Instructions to follow
Copy each line of the data below with the word "Disabled".

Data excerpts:
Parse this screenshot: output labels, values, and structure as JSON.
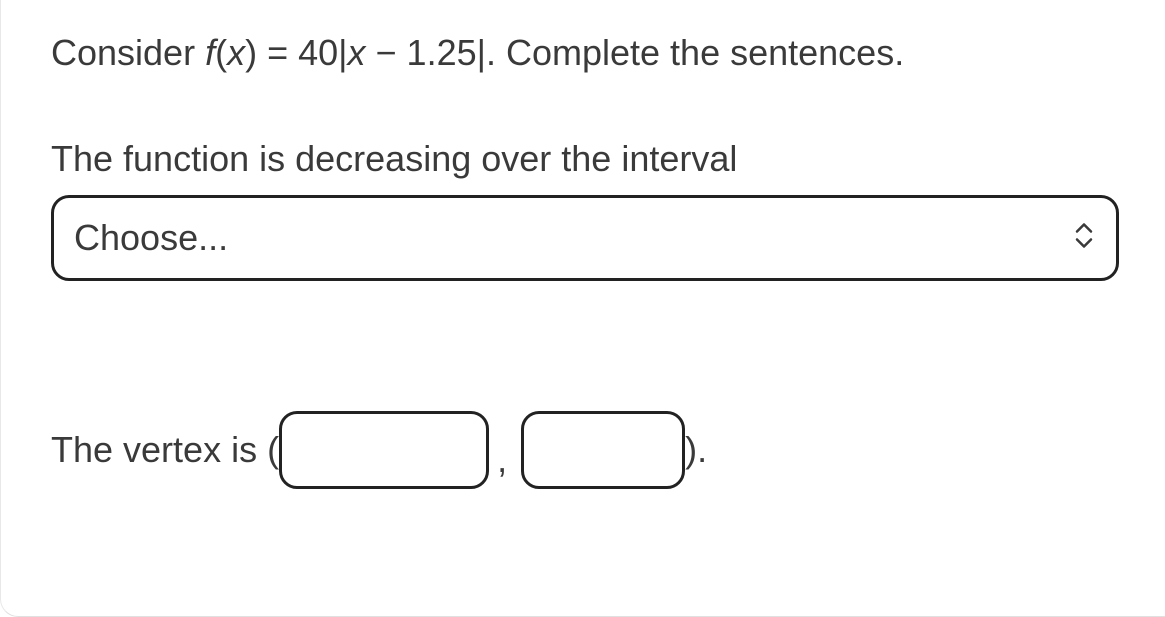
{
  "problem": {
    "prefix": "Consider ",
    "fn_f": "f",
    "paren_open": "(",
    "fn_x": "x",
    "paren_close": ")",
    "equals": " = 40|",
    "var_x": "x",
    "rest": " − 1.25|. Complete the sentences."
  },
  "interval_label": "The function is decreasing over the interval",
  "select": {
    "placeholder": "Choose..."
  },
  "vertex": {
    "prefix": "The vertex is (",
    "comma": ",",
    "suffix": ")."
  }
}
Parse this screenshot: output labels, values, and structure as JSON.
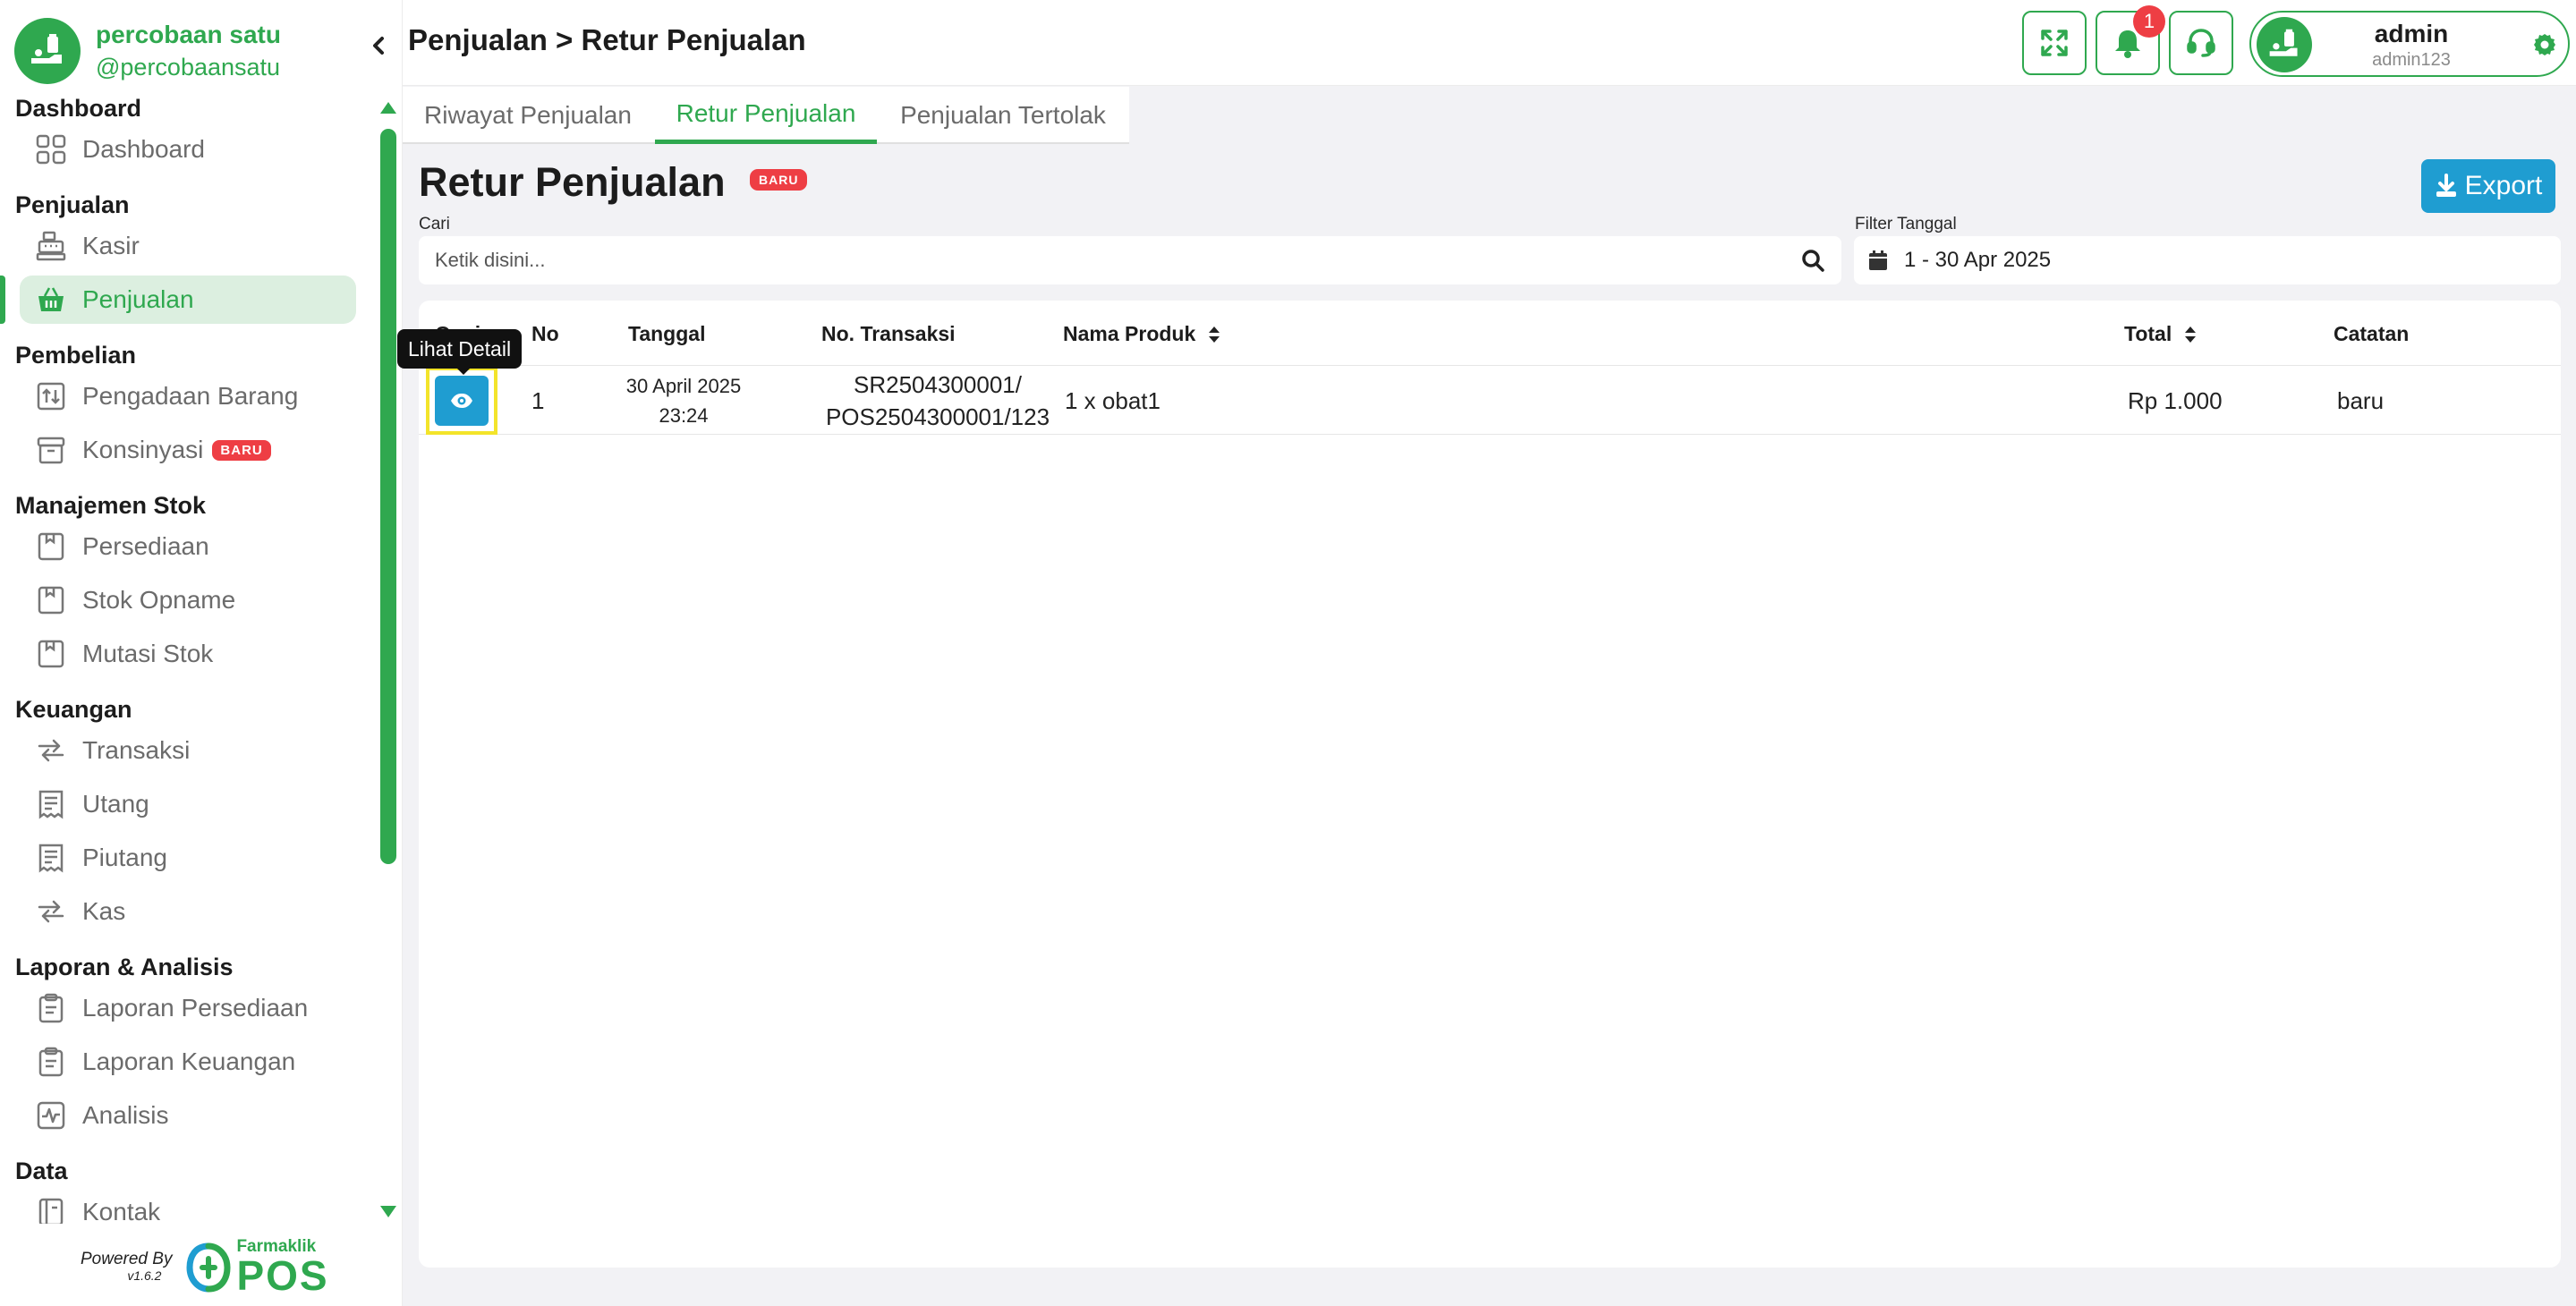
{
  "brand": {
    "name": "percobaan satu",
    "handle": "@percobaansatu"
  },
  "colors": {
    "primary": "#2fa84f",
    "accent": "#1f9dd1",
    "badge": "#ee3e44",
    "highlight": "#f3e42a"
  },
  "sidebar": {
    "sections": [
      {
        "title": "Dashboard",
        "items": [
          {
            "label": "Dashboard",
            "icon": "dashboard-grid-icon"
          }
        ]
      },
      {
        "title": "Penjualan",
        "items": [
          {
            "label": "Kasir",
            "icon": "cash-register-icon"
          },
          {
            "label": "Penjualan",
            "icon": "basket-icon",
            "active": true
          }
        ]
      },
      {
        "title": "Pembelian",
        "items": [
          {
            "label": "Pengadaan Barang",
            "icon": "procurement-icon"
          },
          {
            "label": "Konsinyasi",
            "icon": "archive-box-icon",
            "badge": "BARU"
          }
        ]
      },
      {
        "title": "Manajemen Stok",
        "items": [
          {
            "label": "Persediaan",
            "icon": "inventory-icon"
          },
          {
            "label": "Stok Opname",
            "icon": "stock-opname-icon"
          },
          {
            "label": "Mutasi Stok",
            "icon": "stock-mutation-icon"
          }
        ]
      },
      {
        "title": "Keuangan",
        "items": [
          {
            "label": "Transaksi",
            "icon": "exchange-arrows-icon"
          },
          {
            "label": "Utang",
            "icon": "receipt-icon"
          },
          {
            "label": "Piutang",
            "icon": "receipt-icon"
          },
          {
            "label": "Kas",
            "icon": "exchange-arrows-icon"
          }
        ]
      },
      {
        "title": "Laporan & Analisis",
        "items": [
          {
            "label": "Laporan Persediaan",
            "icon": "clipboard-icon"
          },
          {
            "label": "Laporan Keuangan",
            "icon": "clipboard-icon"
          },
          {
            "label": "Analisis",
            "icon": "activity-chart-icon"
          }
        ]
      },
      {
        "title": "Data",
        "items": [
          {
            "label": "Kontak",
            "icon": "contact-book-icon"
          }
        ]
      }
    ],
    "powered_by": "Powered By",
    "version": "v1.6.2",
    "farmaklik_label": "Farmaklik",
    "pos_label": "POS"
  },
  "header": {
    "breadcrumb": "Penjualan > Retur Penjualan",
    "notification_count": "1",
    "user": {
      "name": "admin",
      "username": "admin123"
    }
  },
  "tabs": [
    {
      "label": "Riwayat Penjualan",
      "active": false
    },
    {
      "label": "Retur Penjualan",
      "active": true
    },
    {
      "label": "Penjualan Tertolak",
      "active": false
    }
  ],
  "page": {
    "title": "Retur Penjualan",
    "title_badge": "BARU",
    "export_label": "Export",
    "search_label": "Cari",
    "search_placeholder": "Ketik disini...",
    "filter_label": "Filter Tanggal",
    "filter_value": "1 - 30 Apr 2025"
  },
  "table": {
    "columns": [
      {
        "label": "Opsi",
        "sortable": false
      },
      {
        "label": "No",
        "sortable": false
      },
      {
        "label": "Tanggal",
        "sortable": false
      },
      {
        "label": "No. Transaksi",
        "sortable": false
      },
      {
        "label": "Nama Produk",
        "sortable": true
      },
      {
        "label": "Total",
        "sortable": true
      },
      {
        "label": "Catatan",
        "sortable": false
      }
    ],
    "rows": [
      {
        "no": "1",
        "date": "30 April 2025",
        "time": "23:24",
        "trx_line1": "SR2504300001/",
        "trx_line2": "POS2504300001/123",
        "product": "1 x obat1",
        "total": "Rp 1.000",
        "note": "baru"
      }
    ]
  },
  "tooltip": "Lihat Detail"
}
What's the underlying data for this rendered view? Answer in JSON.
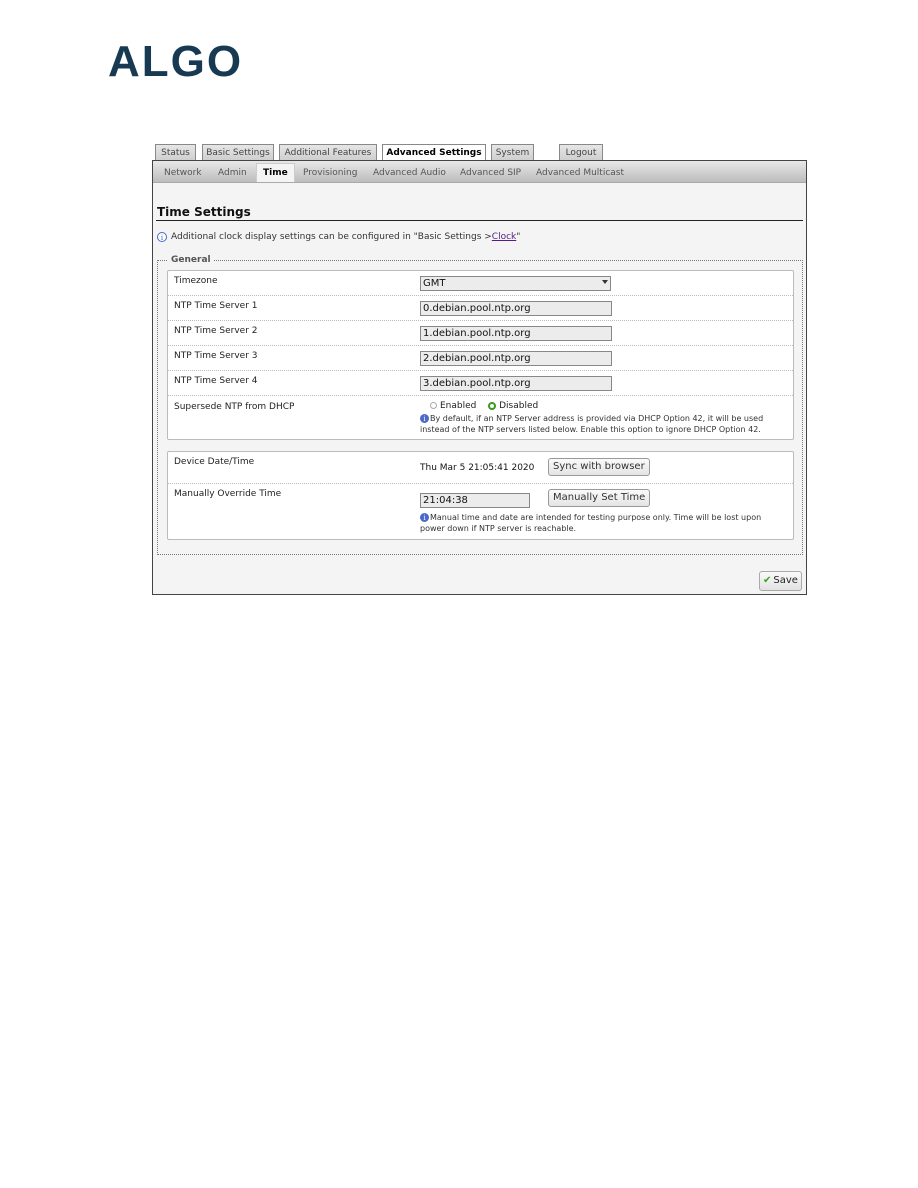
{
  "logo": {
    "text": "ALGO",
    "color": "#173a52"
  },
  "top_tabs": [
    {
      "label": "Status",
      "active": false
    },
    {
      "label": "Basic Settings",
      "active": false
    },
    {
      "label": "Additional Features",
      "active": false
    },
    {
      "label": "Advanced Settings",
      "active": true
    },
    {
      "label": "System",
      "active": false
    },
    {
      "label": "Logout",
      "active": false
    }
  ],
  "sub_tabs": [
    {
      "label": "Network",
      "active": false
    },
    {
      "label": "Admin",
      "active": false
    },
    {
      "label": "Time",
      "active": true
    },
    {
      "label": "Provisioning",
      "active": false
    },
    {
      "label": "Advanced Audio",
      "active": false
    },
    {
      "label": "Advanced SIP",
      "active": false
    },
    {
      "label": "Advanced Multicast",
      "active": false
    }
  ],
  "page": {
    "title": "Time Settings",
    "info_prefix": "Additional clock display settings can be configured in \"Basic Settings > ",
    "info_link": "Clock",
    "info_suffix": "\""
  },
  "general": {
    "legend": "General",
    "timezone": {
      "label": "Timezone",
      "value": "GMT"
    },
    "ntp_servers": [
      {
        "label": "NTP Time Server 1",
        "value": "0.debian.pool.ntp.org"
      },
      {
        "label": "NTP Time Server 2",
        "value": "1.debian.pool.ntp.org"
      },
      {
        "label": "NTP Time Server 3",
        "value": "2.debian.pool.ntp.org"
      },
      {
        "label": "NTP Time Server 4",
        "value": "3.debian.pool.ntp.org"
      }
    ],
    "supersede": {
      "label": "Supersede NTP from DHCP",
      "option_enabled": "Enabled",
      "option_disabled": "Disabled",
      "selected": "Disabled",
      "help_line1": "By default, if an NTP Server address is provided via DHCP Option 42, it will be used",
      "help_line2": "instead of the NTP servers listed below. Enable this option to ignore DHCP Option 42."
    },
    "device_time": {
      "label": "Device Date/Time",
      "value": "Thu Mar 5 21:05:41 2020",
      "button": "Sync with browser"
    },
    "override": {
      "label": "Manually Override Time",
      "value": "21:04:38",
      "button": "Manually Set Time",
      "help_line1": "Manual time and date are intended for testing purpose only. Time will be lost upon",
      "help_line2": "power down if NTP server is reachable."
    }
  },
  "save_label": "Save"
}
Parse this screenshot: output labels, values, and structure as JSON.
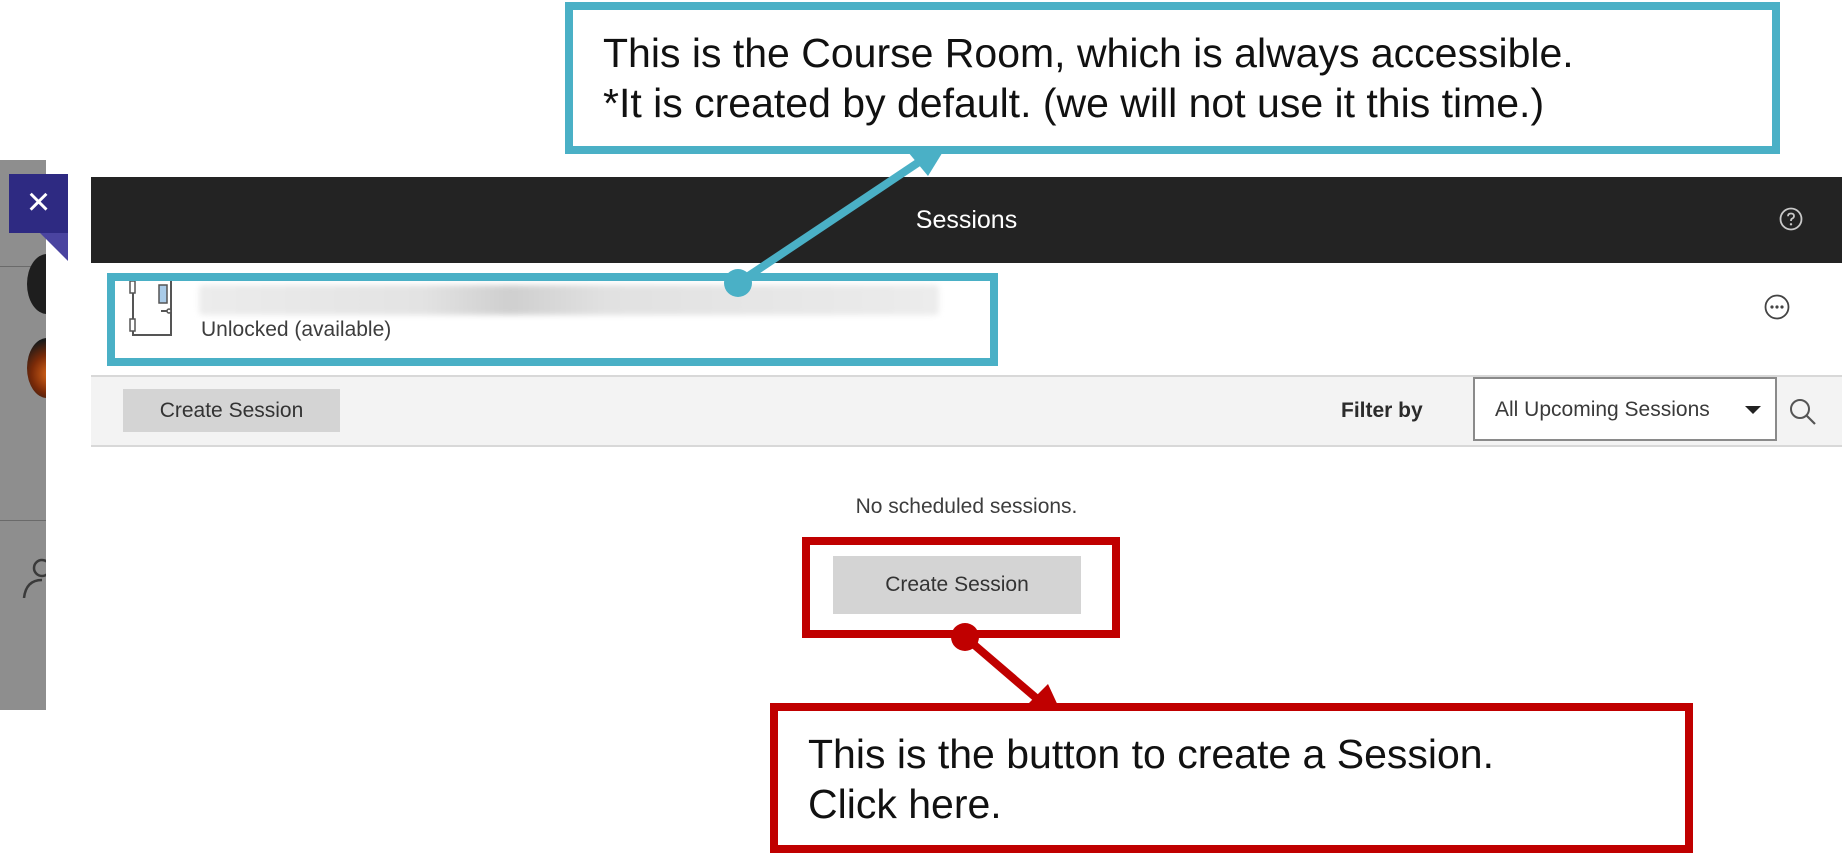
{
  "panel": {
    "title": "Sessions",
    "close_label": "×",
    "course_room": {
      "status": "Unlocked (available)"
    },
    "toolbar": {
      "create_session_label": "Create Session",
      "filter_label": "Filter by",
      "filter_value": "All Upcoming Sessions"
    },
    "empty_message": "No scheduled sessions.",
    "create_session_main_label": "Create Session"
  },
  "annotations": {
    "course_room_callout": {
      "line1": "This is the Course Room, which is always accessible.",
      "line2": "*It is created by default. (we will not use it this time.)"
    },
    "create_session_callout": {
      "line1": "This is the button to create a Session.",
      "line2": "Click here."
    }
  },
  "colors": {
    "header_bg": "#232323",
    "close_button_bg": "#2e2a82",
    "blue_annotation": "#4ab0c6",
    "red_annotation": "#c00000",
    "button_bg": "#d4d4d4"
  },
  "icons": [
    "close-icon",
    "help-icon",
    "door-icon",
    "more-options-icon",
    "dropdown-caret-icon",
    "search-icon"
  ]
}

Result for this task
      "option_disabled": "Disabled",
      "selected": "Disabled",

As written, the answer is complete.